_Given data_

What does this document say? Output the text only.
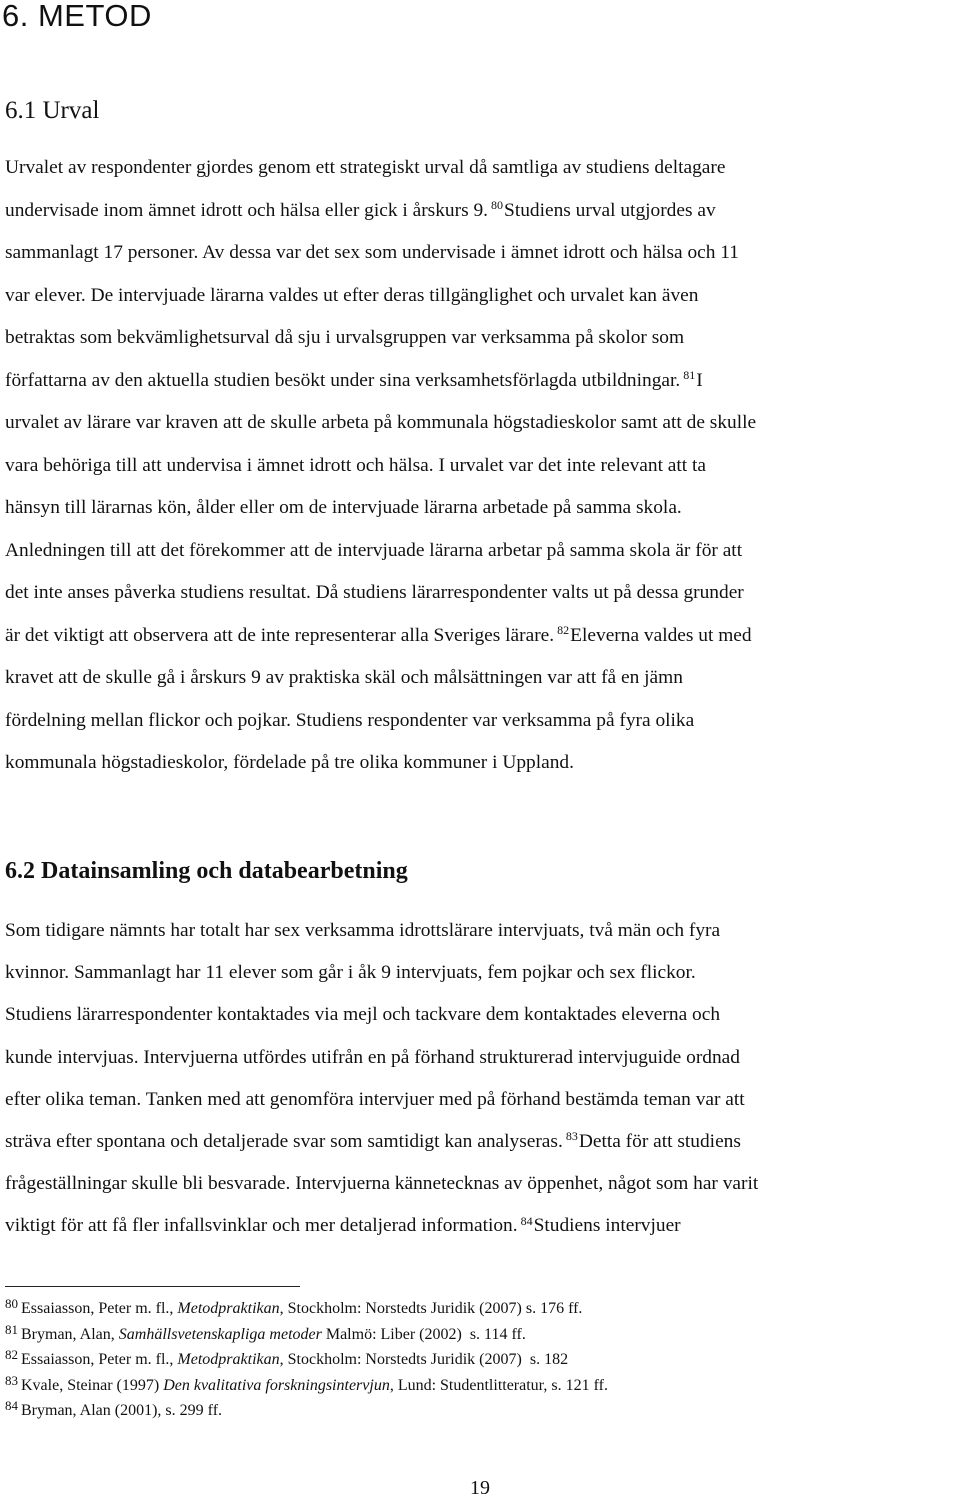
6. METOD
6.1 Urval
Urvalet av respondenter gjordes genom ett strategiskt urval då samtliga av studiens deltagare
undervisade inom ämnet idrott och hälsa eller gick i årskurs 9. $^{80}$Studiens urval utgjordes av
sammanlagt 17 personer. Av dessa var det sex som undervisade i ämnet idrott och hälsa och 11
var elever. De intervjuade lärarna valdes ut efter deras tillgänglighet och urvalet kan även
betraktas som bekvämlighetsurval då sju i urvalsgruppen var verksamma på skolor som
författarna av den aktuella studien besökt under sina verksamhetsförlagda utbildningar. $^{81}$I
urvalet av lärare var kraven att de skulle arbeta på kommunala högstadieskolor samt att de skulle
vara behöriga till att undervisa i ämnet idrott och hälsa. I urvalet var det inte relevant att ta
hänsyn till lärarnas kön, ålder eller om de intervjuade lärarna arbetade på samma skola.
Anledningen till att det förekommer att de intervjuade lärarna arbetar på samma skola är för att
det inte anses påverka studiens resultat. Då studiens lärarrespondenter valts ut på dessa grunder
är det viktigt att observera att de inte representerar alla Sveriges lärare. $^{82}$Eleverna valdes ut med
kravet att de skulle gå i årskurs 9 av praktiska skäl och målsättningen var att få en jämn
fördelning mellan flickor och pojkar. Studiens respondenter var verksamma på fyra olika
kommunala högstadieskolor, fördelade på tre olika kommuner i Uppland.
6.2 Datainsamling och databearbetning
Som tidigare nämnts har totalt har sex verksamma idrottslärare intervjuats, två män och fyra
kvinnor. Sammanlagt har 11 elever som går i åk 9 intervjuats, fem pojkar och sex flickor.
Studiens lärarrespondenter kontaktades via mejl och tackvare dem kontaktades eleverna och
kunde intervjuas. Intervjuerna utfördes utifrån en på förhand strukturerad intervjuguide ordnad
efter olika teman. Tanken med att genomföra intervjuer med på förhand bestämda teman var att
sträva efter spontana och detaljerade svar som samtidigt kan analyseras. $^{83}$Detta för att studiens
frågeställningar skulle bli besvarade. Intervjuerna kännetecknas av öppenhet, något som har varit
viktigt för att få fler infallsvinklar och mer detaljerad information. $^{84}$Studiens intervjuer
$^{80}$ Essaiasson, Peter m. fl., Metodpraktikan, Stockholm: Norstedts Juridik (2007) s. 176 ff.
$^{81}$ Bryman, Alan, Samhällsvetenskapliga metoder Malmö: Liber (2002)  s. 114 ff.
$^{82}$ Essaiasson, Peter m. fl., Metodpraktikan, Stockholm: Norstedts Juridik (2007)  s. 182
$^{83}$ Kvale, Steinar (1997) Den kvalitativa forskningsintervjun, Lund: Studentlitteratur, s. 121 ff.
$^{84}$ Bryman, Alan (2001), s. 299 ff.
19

_Exercise instructions_
Write down how many lines in the data contain "skulle". Add nothing else.

_Answer space_
3